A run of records

* * * * * * * * *

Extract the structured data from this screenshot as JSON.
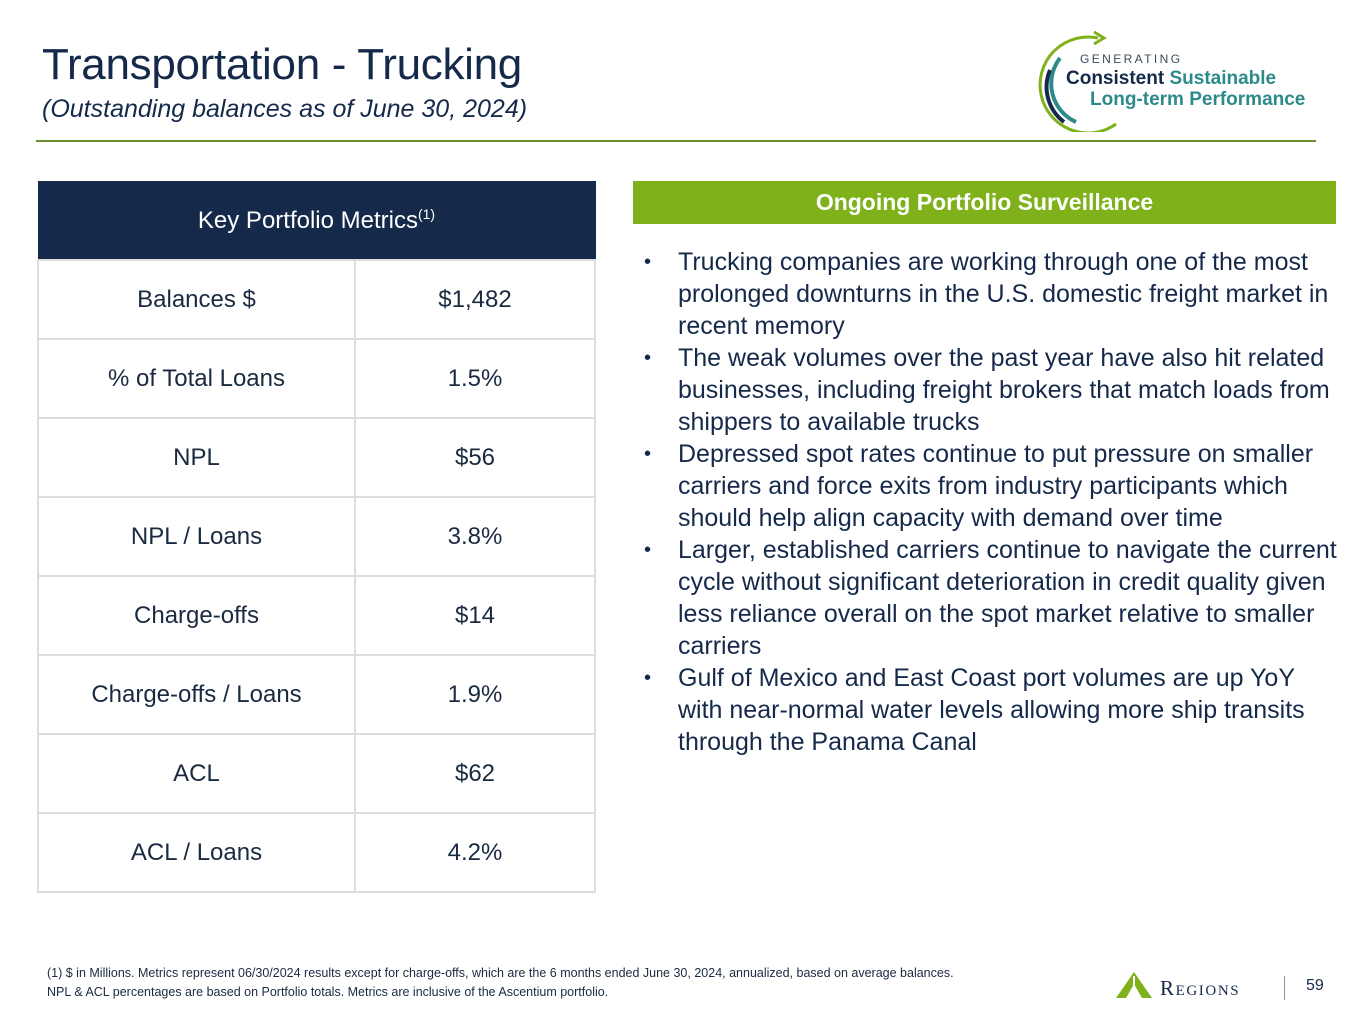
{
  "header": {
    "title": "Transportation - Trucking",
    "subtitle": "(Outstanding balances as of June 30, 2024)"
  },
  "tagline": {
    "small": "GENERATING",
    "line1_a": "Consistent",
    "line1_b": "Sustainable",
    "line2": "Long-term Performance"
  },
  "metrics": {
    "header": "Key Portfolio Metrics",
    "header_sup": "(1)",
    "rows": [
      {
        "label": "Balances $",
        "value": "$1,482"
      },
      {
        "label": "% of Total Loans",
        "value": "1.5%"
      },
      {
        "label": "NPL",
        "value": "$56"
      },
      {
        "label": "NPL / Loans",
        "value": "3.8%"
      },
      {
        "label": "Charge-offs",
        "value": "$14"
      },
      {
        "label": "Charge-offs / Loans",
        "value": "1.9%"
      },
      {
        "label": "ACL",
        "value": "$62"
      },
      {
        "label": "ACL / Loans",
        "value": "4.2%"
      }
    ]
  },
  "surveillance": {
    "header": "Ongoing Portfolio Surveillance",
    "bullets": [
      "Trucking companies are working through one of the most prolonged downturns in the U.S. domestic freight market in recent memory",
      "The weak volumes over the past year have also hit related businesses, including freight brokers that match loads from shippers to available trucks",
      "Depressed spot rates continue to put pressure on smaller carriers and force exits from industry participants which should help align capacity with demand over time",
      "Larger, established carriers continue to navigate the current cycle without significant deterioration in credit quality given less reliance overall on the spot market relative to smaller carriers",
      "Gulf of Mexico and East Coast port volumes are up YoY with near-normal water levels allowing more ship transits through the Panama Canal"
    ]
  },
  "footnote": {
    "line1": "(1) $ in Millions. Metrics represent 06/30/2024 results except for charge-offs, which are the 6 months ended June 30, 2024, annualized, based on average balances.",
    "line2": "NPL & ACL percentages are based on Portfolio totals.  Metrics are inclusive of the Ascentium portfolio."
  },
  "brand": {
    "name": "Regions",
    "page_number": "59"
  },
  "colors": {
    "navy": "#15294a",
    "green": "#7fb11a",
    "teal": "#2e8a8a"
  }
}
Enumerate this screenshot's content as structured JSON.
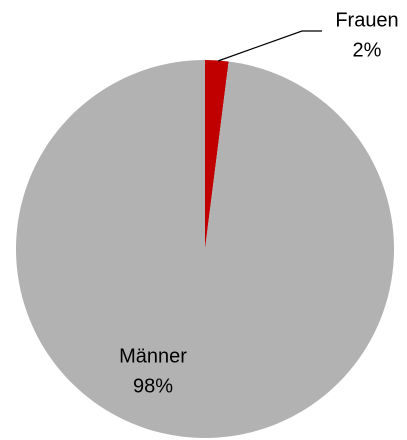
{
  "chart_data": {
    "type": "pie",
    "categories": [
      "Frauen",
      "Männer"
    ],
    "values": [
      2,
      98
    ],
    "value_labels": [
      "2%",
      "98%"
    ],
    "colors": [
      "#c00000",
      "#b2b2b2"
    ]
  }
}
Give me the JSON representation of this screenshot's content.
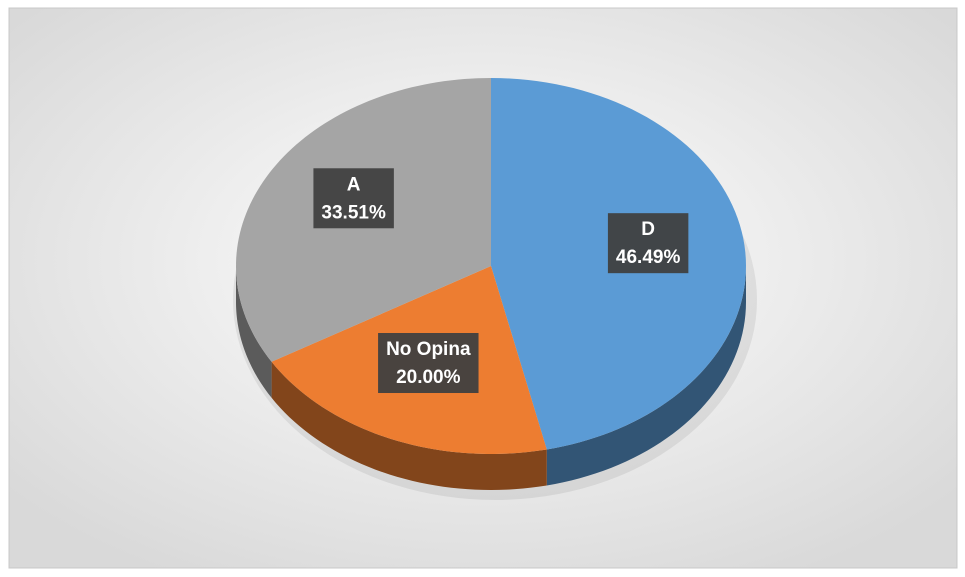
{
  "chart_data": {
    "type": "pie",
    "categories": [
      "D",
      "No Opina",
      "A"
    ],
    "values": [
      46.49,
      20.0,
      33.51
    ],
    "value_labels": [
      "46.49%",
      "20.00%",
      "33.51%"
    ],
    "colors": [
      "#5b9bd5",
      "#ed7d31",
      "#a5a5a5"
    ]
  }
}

* * * * * * * * *

Task requirements: Everything from the line with "Give me the" through the end of the records above, and nothing else, is to be quoted exactly; please leave the pictures out.

Final answer:
Give me the JSON representation of this screenshot's content.
{
  "chart_data": {
    "type": "pie",
    "categories": [
      "D",
      "No Opina",
      "A"
    ],
    "values": [
      46.49,
      20.0,
      33.51
    ],
    "value_labels": [
      "46.49%",
      "20.00%",
      "33.51%"
    ],
    "colors": [
      "#5b9bd5",
      "#ed7d31",
      "#a5a5a5"
    ]
  }
}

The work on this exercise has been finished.